- Task goal:
Locate the string "behaviors" in the records below. Copy every line where it occurs.

- Source records:

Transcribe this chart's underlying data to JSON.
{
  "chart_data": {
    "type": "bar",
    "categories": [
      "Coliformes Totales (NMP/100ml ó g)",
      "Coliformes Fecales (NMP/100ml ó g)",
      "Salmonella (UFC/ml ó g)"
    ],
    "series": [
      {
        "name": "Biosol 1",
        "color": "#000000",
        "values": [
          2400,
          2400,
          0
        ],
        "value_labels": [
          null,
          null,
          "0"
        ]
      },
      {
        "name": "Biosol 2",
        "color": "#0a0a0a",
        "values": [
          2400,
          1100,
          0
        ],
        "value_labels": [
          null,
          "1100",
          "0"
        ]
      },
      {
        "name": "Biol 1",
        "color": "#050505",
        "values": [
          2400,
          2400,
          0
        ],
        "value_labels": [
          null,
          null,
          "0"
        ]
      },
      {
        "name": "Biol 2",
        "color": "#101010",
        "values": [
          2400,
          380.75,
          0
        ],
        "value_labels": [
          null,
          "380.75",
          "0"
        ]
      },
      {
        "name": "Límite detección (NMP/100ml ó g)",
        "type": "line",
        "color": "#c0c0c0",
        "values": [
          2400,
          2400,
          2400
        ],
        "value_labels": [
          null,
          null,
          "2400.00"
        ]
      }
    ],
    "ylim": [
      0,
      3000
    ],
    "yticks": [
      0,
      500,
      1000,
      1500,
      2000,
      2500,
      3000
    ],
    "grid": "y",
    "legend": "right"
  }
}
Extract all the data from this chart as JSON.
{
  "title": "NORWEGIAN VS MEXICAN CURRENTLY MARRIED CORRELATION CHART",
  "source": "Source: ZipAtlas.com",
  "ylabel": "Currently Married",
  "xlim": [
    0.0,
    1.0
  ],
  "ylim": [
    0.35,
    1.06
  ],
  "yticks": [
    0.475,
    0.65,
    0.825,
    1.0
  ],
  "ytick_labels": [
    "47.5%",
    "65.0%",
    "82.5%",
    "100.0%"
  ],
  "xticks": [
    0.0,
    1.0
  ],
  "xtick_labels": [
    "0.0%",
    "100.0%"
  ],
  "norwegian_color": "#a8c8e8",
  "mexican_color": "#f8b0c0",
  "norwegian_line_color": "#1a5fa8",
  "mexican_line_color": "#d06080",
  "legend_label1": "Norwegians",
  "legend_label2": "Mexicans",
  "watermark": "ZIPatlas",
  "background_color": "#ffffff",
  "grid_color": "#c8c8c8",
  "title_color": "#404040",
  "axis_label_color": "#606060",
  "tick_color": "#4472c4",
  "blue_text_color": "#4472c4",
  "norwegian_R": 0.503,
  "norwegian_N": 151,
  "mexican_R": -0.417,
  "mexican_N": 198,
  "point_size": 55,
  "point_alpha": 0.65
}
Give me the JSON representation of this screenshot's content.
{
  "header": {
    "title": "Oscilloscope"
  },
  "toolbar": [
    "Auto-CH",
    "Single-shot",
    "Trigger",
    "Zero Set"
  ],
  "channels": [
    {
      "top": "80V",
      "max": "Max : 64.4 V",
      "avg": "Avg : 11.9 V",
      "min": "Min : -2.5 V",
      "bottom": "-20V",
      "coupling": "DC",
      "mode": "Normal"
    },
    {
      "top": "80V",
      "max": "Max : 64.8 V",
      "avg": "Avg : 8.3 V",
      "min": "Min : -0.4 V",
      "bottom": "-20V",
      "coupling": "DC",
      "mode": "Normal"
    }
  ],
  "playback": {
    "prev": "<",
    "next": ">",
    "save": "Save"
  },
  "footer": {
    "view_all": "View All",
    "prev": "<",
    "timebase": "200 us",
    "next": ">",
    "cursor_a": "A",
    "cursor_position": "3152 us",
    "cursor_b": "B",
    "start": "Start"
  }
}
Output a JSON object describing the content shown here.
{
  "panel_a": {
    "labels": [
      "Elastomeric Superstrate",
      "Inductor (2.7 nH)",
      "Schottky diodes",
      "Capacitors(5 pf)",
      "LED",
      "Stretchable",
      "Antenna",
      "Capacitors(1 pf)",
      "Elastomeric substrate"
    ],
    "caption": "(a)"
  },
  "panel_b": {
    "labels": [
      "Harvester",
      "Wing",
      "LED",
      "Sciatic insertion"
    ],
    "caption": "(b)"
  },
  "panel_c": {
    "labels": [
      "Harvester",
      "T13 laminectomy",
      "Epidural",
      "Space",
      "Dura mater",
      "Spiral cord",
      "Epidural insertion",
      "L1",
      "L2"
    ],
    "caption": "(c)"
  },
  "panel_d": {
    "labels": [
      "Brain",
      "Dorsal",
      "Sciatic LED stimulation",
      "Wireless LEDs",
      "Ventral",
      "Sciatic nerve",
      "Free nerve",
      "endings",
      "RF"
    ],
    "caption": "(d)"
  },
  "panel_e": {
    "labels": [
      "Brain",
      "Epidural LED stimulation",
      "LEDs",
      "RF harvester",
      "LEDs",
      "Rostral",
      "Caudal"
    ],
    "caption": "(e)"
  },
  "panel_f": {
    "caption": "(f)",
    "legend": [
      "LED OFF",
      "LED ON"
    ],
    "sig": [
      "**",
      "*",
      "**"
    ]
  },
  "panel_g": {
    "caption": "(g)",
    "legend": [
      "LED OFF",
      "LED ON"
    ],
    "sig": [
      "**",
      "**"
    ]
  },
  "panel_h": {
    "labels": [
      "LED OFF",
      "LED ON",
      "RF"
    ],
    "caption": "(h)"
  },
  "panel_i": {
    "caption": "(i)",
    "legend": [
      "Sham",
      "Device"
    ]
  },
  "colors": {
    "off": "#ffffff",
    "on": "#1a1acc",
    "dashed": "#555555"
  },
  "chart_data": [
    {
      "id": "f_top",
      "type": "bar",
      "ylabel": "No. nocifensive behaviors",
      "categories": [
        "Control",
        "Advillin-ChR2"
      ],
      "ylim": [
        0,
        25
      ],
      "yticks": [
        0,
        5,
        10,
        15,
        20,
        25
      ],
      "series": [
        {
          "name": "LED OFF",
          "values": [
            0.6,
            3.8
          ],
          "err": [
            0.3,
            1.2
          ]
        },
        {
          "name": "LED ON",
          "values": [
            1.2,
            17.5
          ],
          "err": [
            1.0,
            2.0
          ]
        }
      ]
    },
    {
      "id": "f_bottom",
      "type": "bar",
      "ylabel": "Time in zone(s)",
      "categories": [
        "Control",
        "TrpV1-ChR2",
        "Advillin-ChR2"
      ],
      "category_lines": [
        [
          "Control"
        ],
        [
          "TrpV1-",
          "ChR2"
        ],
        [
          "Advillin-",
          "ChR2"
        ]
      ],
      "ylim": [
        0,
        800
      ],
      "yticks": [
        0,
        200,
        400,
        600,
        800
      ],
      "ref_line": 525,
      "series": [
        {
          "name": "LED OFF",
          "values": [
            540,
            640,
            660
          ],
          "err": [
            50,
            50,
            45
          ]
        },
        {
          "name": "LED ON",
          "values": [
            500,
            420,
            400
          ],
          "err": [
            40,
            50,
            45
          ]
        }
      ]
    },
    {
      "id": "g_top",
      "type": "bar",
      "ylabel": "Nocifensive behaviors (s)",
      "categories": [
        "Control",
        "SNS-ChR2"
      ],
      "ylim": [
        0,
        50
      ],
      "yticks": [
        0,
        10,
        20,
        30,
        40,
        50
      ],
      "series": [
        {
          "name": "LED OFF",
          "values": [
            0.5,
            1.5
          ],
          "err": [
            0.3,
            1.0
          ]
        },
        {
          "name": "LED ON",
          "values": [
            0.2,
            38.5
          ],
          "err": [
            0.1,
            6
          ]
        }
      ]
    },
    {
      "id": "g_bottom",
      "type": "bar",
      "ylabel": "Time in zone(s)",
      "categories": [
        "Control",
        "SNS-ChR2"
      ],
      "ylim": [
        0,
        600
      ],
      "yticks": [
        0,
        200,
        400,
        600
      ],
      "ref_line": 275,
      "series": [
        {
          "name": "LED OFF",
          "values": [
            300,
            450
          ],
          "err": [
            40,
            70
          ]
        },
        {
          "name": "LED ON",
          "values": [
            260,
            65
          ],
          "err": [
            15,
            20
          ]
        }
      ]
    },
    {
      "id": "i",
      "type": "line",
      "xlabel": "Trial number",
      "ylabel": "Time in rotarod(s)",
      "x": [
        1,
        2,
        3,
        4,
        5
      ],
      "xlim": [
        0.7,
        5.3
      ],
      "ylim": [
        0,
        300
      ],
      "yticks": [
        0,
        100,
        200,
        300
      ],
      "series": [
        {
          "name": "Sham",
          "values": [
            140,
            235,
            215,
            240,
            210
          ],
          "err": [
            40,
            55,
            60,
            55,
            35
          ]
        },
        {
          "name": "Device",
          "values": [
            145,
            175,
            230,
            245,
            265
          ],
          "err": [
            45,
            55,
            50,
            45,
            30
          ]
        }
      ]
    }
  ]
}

- Finished answer:
      "ylabel": "No. nocifensive behaviors",
      "ylabel": "Nocifensive behaviors (s)",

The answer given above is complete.